* [WRITTEN TASK]: Retype the records that come next, word for word.

Part of a data file:
··········

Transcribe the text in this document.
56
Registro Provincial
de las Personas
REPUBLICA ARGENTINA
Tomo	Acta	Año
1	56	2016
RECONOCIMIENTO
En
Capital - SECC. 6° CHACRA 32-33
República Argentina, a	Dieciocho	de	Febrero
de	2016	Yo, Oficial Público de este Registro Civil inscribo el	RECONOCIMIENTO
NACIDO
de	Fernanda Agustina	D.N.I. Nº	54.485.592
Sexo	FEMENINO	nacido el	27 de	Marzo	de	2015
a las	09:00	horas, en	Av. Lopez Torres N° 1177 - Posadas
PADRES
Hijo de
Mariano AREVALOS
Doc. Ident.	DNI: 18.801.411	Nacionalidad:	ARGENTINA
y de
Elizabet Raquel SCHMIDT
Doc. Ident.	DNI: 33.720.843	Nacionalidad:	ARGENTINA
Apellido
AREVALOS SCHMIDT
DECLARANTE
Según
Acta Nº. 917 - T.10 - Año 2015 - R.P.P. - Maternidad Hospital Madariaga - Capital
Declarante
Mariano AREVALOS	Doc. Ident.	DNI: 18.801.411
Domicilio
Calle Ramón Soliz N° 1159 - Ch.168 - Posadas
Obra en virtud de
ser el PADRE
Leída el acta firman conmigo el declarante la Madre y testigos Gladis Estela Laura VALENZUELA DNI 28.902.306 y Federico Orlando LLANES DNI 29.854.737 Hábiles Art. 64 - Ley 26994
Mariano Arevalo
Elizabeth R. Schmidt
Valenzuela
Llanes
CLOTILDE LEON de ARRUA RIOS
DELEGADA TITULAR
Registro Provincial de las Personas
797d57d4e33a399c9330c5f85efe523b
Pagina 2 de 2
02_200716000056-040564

··········

* [RESULT BELOW]:
Transcribe the text in this document.
56
Registro Provincial
de las Personas
REPUBLICA ARGENTINA
Tomo	Acta	Año
1	56	2016
RECONOCIMIENTO
En
Capital - SECC. 6° CHACRA 32-33
República Argentina, a	Dieciocho	de	Febrero
de	2016	Yo, Oficial Público de este Registro Civil inscribo el	RECONOCIMIENTO
NACIDO
de	Fernanda Agustina	D.N.I. Nº	54.485.592
Sexo	FEMENINO	nacido el	27 de	Marzo	de	2015
a las	09:00	horas, en	Av. Lopez Torres N° 1177 - Posadas
PADRES
Hijo de
Mariano AREVALOS
Doc. Ident.	DNI: 18.801.411	Nacionalidad:	ARGENTINA
y de
Elizabet Raquel SCHMIDT
Doc. Ident.	DNI: 33.720.843	Nacionalidad:	ARGENTINA
Apellido
AREVALOS SCHMIDT
DECLARANTE
Según
Acta Nº. 917 - T.10 - Año 2015 - R.P.P. - Maternidad Hospital Madariaga - Capital
Declarante
Mariano AREVALOS	Doc. Ident.	DNI: 18.801.411
Domicilio
Calle Ramón Soliz N° 1159 - Ch.168 - Posadas
Obra en virtud de
ser el PADRE
Leída el acta firman conmigo el declarante la Madre y testigos Gladis Estela Laura VALENZUELA DNI 28.902.306 y Federico Orlando LLANES DNI 29.854.737 Hábiles Art. 64 - Ley 26994
Mariano Arevalo
Elizabeth R. Schmidt
Valenzuela
Llanes
CLOTILDE LEON de ARRUA RIOS
DELEGADA TITULAR
Registro Provincial de las Personas
797d57d4e33a399c9330c5f85efe523b
Pagina 2 de 2
02_200716000056-040564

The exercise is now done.